(Items from a dataset)

____

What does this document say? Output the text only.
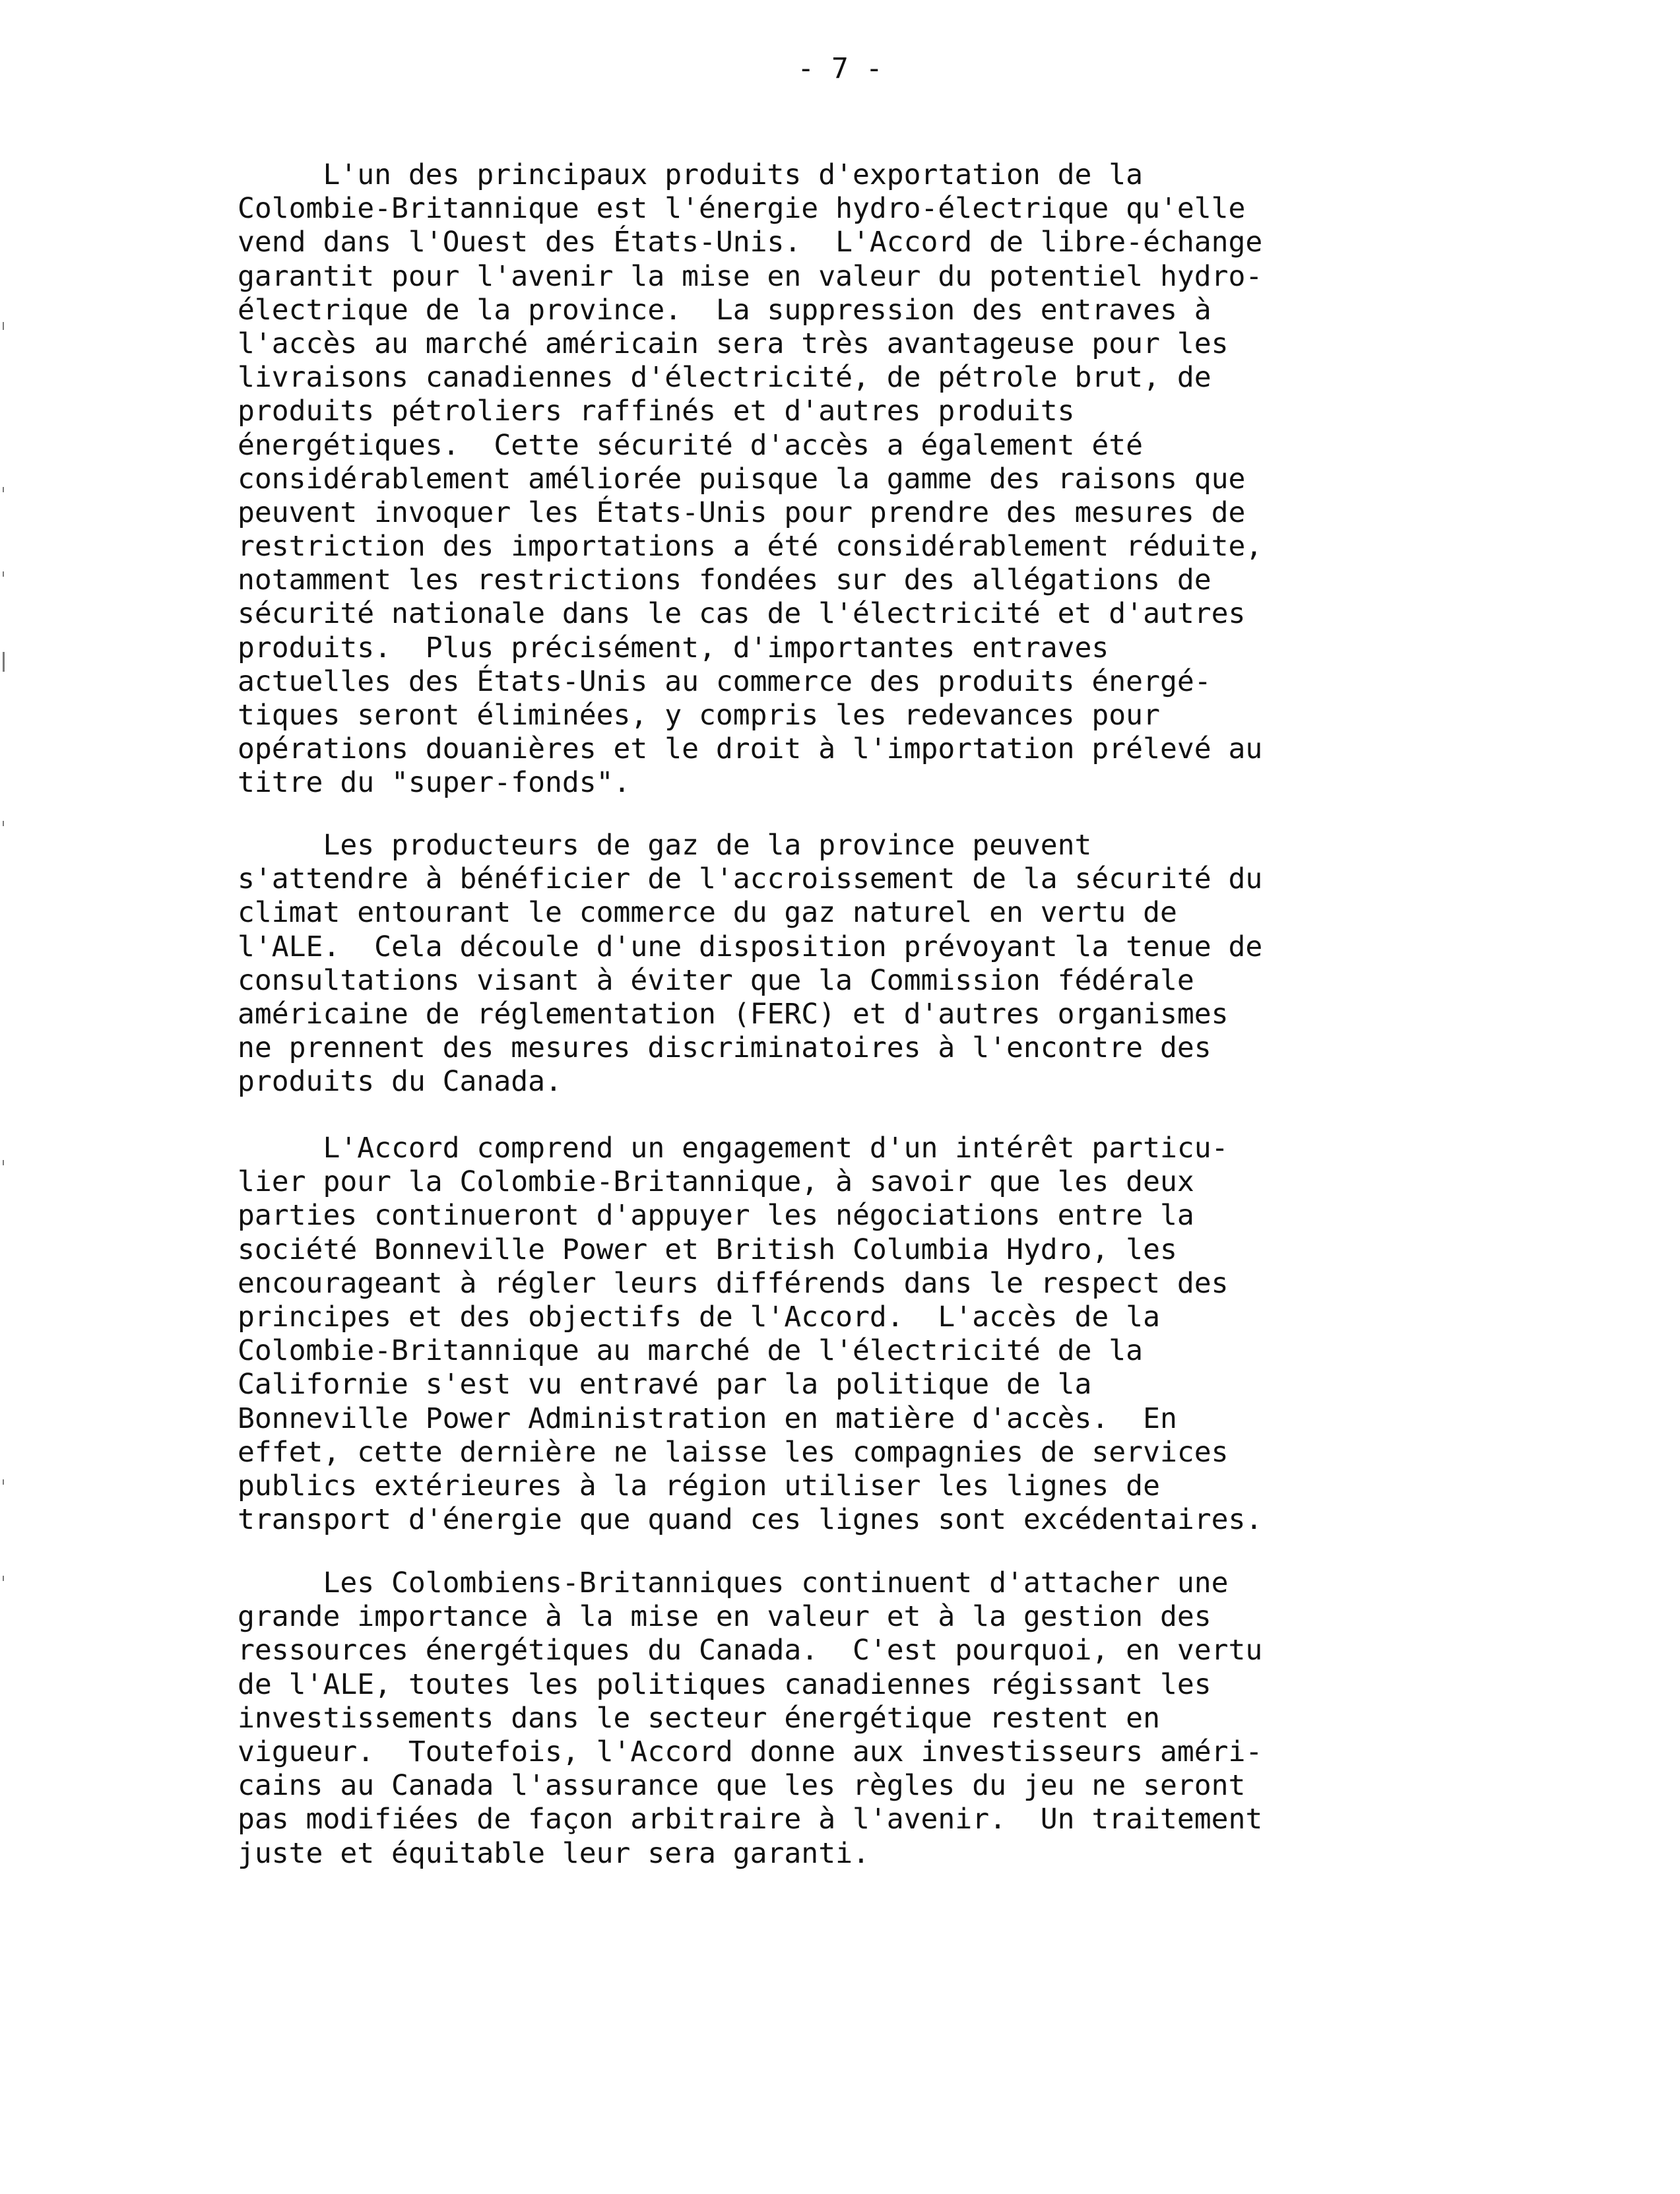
- 7 -
L'un des principaux produits d'exportation de la
Colombie-Britannique est l'énergie hydro-électrique qu'elle
vend dans l'Ouest des États-Unis.  L'Accord de libre-échange
garantit pour l'avenir la mise en valeur du potentiel hydro-
électrique de la province.  La suppression des entraves à
l'accès au marché américain sera très avantageuse pour les
livraisons canadiennes d'électricité, de pétrole brut, de
produits pétroliers raffinés et d'autres produits
énergétiques.  Cette sécurité d'accès a également été
considérablement améliorée puisque la gamme des raisons que
peuvent invoquer les États-Unis pour prendre des mesures de
restriction des importations a été considérablement réduite,
notamment les restrictions fondées sur des allégations de
sécurité nationale dans le cas de l'électricité et d'autres
produits.  Plus précisément, d'importantes entraves
actuelles des États-Unis au commerce des produits énergé-
tiques seront éliminées, y compris les redevances pour
opérations douanières et le droit à l'importation prélevé au
titre du "super-fonds".
Les producteurs de gaz de la province peuvent
s'attendre à bénéficier de l'accroissement de la sécurité du
climat entourant le commerce du gaz naturel en vertu de
l'ALE.  Cela découle d'une disposition prévoyant la tenue de
consultations visant à éviter que la Commission fédérale
américaine de réglementation (FERC) et d'autres organismes
ne prennent des mesures discriminatoires à l'encontre des
produits du Canada.
L'Accord comprend un engagement d'un intérêt particu-
lier pour la Colombie-Britannique, à savoir que les deux
parties continueront d'appuyer les négociations entre la
société Bonneville Power et British Columbia Hydro, les
encourageant à régler leurs différends dans le respect des
principes et des objectifs de l'Accord.  L'accès de la
Colombie-Britannique au marché de l'électricité de la
Californie s'est vu entravé par la politique de la
Bonneville Power Administration en matière d'accès.  En
effet, cette dernière ne laisse les compagnies de services
publics extérieures à la région utiliser les lignes de
transport d'énergie que quand ces lignes sont excédentaires.
Les Colombiens-Britanniques continuent d'attacher une
grande importance à la mise en valeur et à la gestion des
ressources énergétiques du Canada.  C'est pourquoi, en vertu
de l'ALE, toutes les politiques canadiennes régissant les
investissements dans le secteur énergétique restent en
vigueur.  Toutefois, l'Accord donne aux investisseurs améri-
cains au Canada l'assurance que les règles du jeu ne seront
pas modifiées de façon arbitraire à l'avenir.  Un traitement
juste et équitable leur sera garanti.
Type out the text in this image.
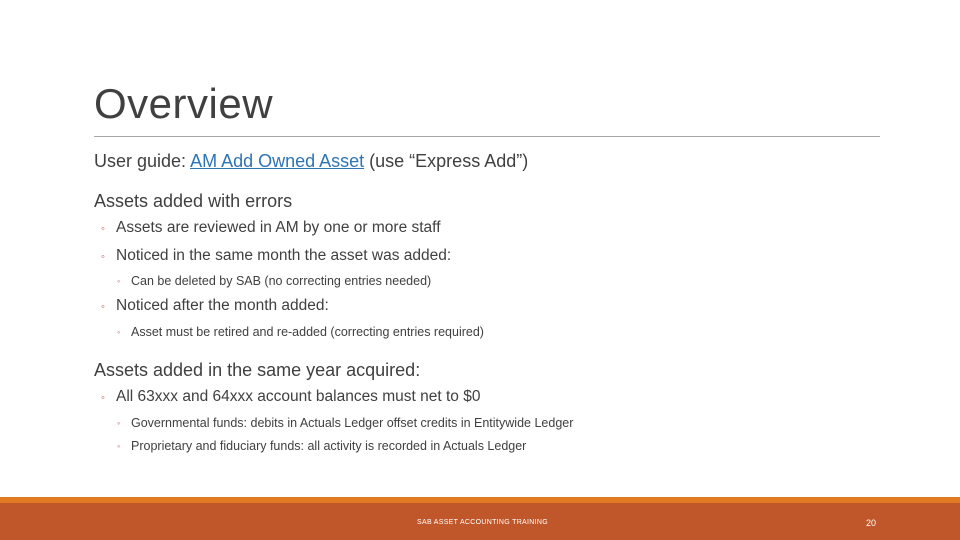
Overview
User guide: AM Add Owned Asset (use “Express Add”)
Assets added with errors
◦ Assets are reviewed in AM by one or more staff
◦ Noticed in the same month the asset was added:
◦ Can be deleted by SAB (no correcting entries needed)
◦ Noticed after the month added:
◦ Asset must be retired and re-added (correcting entries required)
Assets added in the same year acquired:
◦ All 63xxx and 64xxx account balances must net to $0
◦ Governmental funds: debits in Actuals Ledger offset credits in Entitywide Ledger
◦ Proprietary and fiduciary funds: all activity is recorded in Actuals Ledger
SAB ASSET ACCOUNTING TRAINING	20
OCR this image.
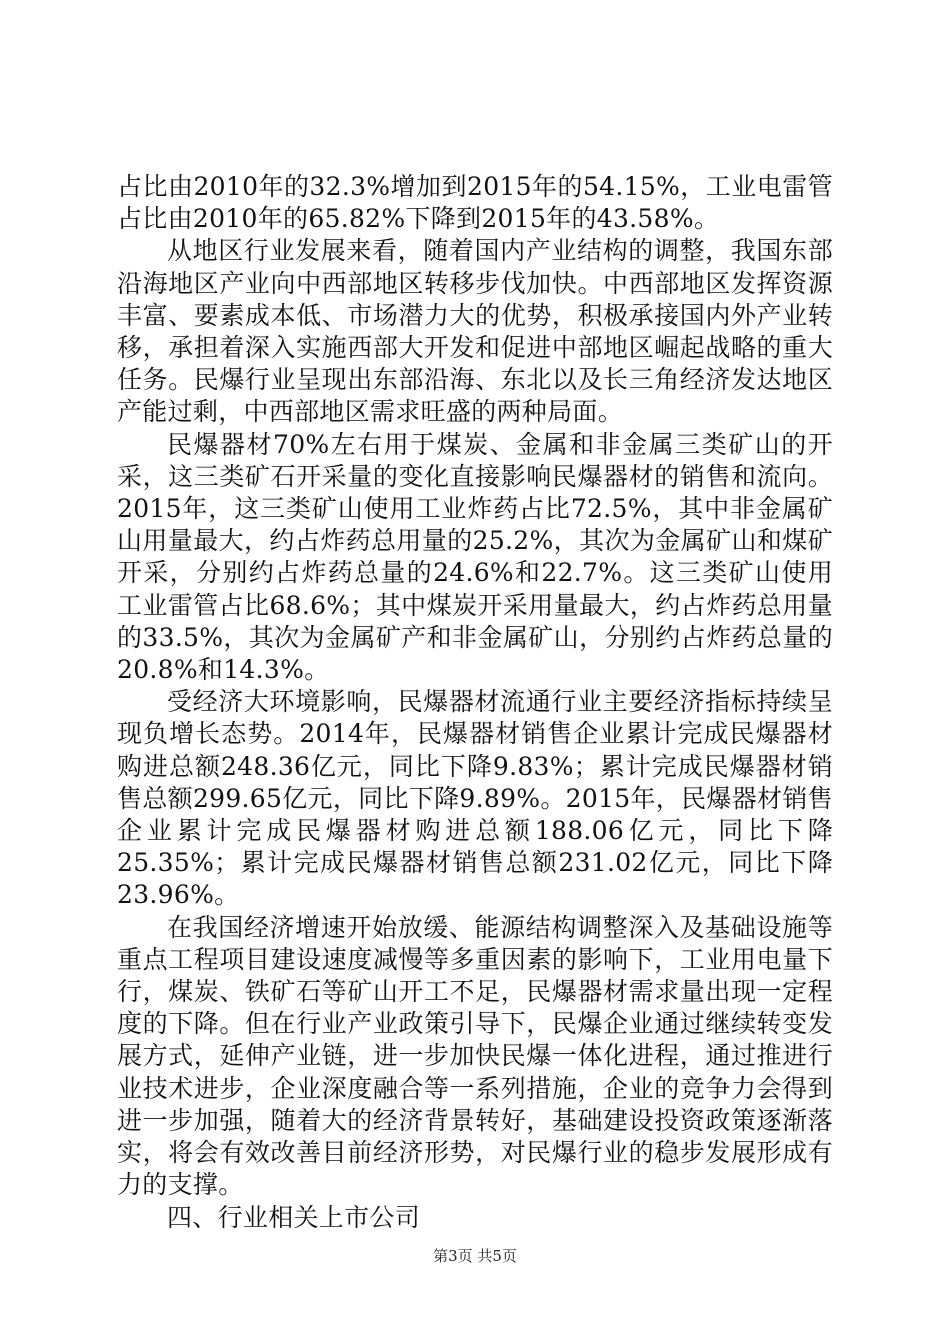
占比由2010年的32.3%增加到2015年的54.15%，工业电雷管占比由2010年的65.82%下降到2015年的43.58%。

从地区行业发展来看，随着国内产业结构的调整，我国东部沿海地区产业向中西部地区转移步伐加快。中西部地区发挥资源丰富、要素成本低、市场潜力大的优势，积极承接国内外产业转移，承担着深入实施西部大开发和促进中部地区崛起战略的重大任务。民爆行业呈现出东部沿海、东北以及长三角经济发达地区产能过剩，中西部地区需求旺盛的两种局面。

民爆器材70%左右用于煤炭、金属和非金属三类矿山的开采，这三类矿石开采量的变化直接影响民爆器材的销售和流向。2015年，这三类矿山使用工业炸药占比72.5%，其中非金属矿山用量最大，约占炸药总用量的25.2%，其次为金属矿山和煤矿开采，分别约占炸药总量的24.6%和22.7%。这三类矿山使用工业雷管占比68.6%；其中煤炭开采用量最大，约占炸药总用量的33.5%，其次为金属矿产和非金属矿山，分别约占炸药总量的20.8%和14.3%。

受经济大环境影响，民爆器材流通行业主要经济指标持续呈现负增长态势。2014年，民爆器材销售企业累计完成民爆器材购进总额248.36亿元，同比下降9.83%；累计完成民爆器材销售总额299.65亿元，同比下降9.89%。2015年，民爆器材销售企业累计完成民爆器材购进总额188.06亿元，同比下降25.35%；累计完成民爆器材销售总额231.02亿元，同比下降23.96%。

在我国经济增速开始放缓、能源结构调整深入及基础设施等重点工程项目建设速度减慢等多重因素的影响下，工业用电量下行，煤炭、铁矿石等矿山开工不足，民爆器材需求量出现一定程度的下降。但在行业产业政策引导下，民爆企业通过继续转变发展方式，延伸产业链，进一步加快民爆一体化进程，通过推进行业技术进步，企业深度融合等一系列措施，企业的竞争力会得到进一步加强，随着大的经济背景转好，基础建设投资政策逐渐落实，将会有效改善目前经济形势，对民爆行业的稳步发展形成有力的支撑。

四、行业相关上市公司

第3页 共5页
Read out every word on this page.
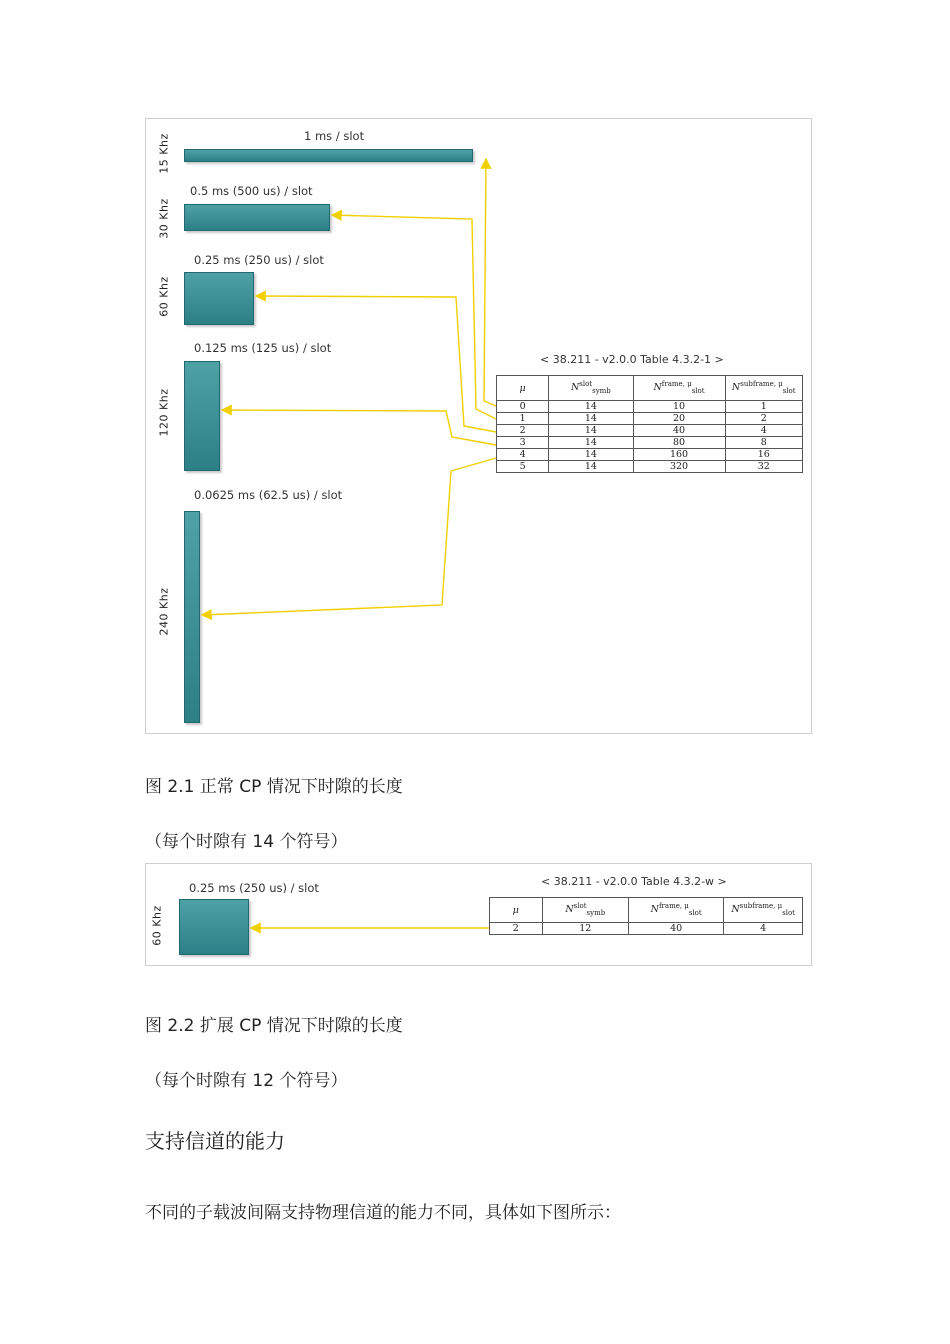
15 Khz
30 Khz
60 Khz
120 Khz
240 Khz
1 ms / slot
0.5 ms (500 us) / slot
0.25 ms (250 us) / slot
0.125 ms (125 us) / slot
0.0625 ms (62.5 us) / slot
< 38.211 - v2.0.0 Table 4.3.2-1 >
μ	$N^{slot}_{symb}$	$N^{frame, \mu}_{slot}$	$N^{subframe, \mu}_{slot}$
0	14	10	1
1	14	20	2
2	14	40	4
3	14	80	8
4	14	160	16
5	14	320	32
图 2.1 正常 CP 情况下时隙的长度
（每个时隙有 14 个符号）
60 Khz
0.25 ms (250 us) / slot	< 38.211 - v2.0.0 Table 4.3.2-w >
μ	$N^{slot}_{symb}$	$N^{frame, \mu}_{slot}$	$N^{subframe, \mu}_{slot}$
2	12	40	4
图 2.2 扩展 CP 情况下时隙的长度
（每个时隙有 12 个符号）
支持信道的能力
不同的子载波间隔支持物理信道的能力不同，具体如下图所示：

____

Prompt = Report only a number: how many lines in the material above contain the string "Actuals".

Problem solution = 2